Work required: Print the listing as it stands, omitting all images.

Dataset excerpts:
►
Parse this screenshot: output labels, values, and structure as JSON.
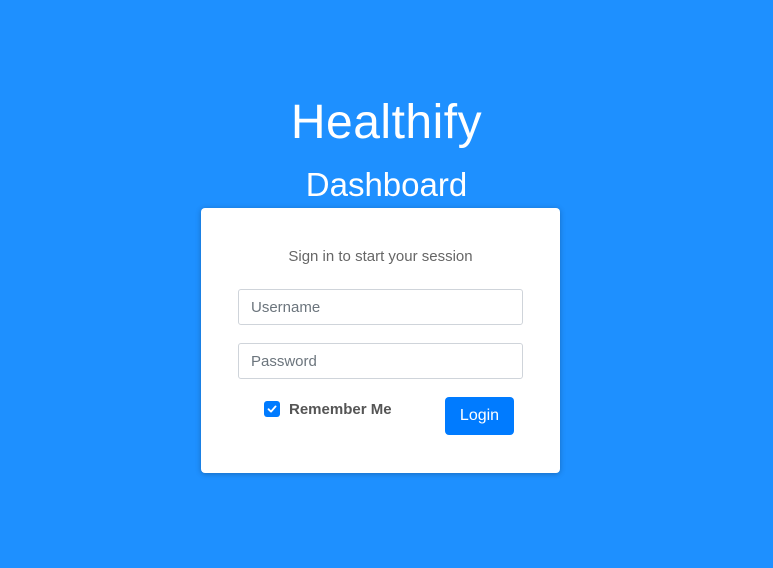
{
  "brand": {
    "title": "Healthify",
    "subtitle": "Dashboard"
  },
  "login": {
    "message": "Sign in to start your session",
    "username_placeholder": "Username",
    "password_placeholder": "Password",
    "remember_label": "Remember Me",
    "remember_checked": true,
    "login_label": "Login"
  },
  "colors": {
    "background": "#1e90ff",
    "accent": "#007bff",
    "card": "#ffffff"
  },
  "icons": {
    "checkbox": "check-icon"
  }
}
◄
Expected answer:
Parse this screenshot: output labels, values, and structure as JSON.
{
  "brand": {
    "title": "Healthify",
    "subtitle": "Dashboard"
  },
  "login": {
    "message": "Sign in to start your session",
    "username_placeholder": "Username",
    "password_placeholder": "Password",
    "remember_label": "Remember Me",
    "remember_checked": true,
    "login_label": "Login"
  },
  "colors": {
    "background": "#1e90ff",
    "accent": "#007bff",
    "card": "#ffffff"
  },
  "icons": {
    "checkbox": "check-icon"
  }
}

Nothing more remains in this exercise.